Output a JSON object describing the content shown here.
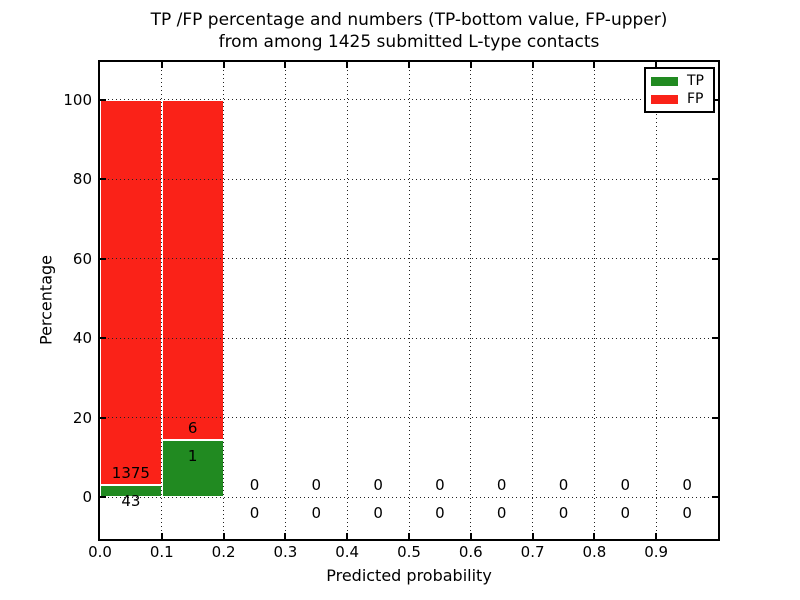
{
  "chart_data": {
    "type": "bar",
    "stacked": true,
    "title_line1": "TP /FP percentage and numbers (TP-bottom value, FP-upper)",
    "title_line2": "from among 1425 submitted L-type contacts",
    "xlabel": "Predicted probability",
    "ylabel": "Percentage",
    "total_contacts": 1425,
    "xlim": [
      0.0,
      1.0
    ],
    "ylim": [
      -10.6,
      109.4
    ],
    "x_ticks": [
      0.0,
      0.1,
      0.2,
      0.3,
      0.4,
      0.5,
      0.6,
      0.7,
      0.8,
      0.9
    ],
    "x_tick_labels": [
      "0.0",
      "0.1",
      "0.2",
      "0.3",
      "0.4",
      "0.5",
      "0.6",
      "0.7",
      "0.8",
      "0.9"
    ],
    "y_ticks": [
      0,
      20,
      40,
      60,
      80,
      100
    ],
    "y_tick_labels": [
      "0",
      "20",
      "40",
      "60",
      "80",
      "100"
    ],
    "grid": "dotted",
    "legend": {
      "position": "upper right",
      "entries": [
        {
          "label": "TP",
          "color": "#218a21"
        },
        {
          "label": "FP",
          "color": "#fa2218"
        }
      ]
    },
    "bins": [
      {
        "range": [
          0.0,
          0.1
        ],
        "tp_count": 43,
        "fp_count": 1375,
        "tp_pct": 3.03,
        "fp_pct": 96.97
      },
      {
        "range": [
          0.1,
          0.2
        ],
        "tp_count": 1,
        "fp_count": 6,
        "tp_pct": 14.29,
        "fp_pct": 85.71
      },
      {
        "range": [
          0.2,
          0.3
        ],
        "tp_count": 0,
        "fp_count": 0,
        "tp_pct": 0,
        "fp_pct": 0
      },
      {
        "range": [
          0.3,
          0.4
        ],
        "tp_count": 0,
        "fp_count": 0,
        "tp_pct": 0,
        "fp_pct": 0
      },
      {
        "range": [
          0.4,
          0.5
        ],
        "tp_count": 0,
        "fp_count": 0,
        "tp_pct": 0,
        "fp_pct": 0
      },
      {
        "range": [
          0.5,
          0.6
        ],
        "tp_count": 0,
        "fp_count": 0,
        "tp_pct": 0,
        "fp_pct": 0
      },
      {
        "range": [
          0.6,
          0.7
        ],
        "tp_count": 0,
        "fp_count": 0,
        "tp_pct": 0,
        "fp_pct": 0
      },
      {
        "range": [
          0.7,
          0.8
        ],
        "tp_count": 0,
        "fp_count": 0,
        "tp_pct": 0,
        "fp_pct": 0
      },
      {
        "range": [
          0.8,
          0.9
        ],
        "tp_count": 0,
        "fp_count": 0,
        "tp_pct": 0,
        "fp_pct": 0
      },
      {
        "range": [
          0.9,
          1.0
        ],
        "tp_count": 0,
        "fp_count": 0,
        "tp_pct": 0,
        "fp_pct": 0
      }
    ]
  },
  "colors": {
    "tp": "#218a21",
    "fp": "#fa2218",
    "grid": "#222222",
    "spine": "#000000",
    "background": "#ffffff"
  }
}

────────

- _Exercise details_:
Print every record above exactly as written, leaving out the pictures.

- _Worked solution_:
Output a JSON object describing the content shown here.
{
  "chart_data": {
    "type": "bar",
    "stacked": true,
    "title_line1": "TP /FP percentage and numbers (TP-bottom value, FP-upper)",
    "title_line2": "from among 1425 submitted L-type contacts",
    "xlabel": "Predicted probability",
    "ylabel": "Percentage",
    "total_contacts": 1425,
    "xlim": [
      0.0,
      1.0
    ],
    "ylim": [
      -10.6,
      109.4
    ],
    "x_ticks": [
      0.0,
      0.1,
      0.2,
      0.3,
      0.4,
      0.5,
      0.6,
      0.7,
      0.8,
      0.9
    ],
    "x_tick_labels": [
      "0.0",
      "0.1",
      "0.2",
      "0.3",
      "0.4",
      "0.5",
      "0.6",
      "0.7",
      "0.8",
      "0.9"
    ],
    "y_ticks": [
      0,
      20,
      40,
      60,
      80,
      100
    ],
    "y_tick_labels": [
      "0",
      "20",
      "40",
      "60",
      "80",
      "100"
    ],
    "grid": "dotted",
    "legend": {
      "position": "upper right",
      "entries": [
        {
          "label": "TP",
          "color": "#218a21"
        },
        {
          "label": "FP",
          "color": "#fa2218"
        }
      ]
    },
    "bins": [
      {
        "range": [
          0.0,
          0.1
        ],
        "tp_count": 43,
        "fp_count": 1375,
        "tp_pct": 3.03,
        "fp_pct": 96.97
      },
      {
        "range": [
          0.1,
          0.2
        ],
        "tp_count": 1,
        "fp_count": 6,
        "tp_pct": 14.29,
        "fp_pct": 85.71
      },
      {
        "range": [
          0.2,
          0.3
        ],
        "tp_count": 0,
        "fp_count": 0,
        "tp_pct": 0,
        "fp_pct": 0
      },
      {
        "range": [
          0.3,
          0.4
        ],
        "tp_count": 0,
        "fp_count": 0,
        "tp_pct": 0,
        "fp_pct": 0
      },
      {
        "range": [
          0.4,
          0.5
        ],
        "tp_count": 0,
        "fp_count": 0,
        "tp_pct": 0,
        "fp_pct": 0
      },
      {
        "range": [
          0.5,
          0.6
        ],
        "tp_count": 0,
        "fp_count": 0,
        "tp_pct": 0,
        "fp_pct": 0
      },
      {
        "range": [
          0.6,
          0.7
        ],
        "tp_count": 0,
        "fp_count": 0,
        "tp_pct": 0,
        "fp_pct": 0
      },
      {
        "range": [
          0.7,
          0.8
        ],
        "tp_count": 0,
        "fp_count": 0,
        "tp_pct": 0,
        "fp_pct": 0
      },
      {
        "range": [
          0.8,
          0.9
        ],
        "tp_count": 0,
        "fp_count": 0,
        "tp_pct": 0,
        "fp_pct": 0
      },
      {
        "range": [
          0.9,
          1.0
        ],
        "tp_count": 0,
        "fp_count": 0,
        "tp_pct": 0,
        "fp_pct": 0
      }
    ]
  },
  "colors": {
    "tp": "#218a21",
    "fp": "#fa2218",
    "grid": "#222222",
    "spine": "#000000",
    "background": "#ffffff"
  }
}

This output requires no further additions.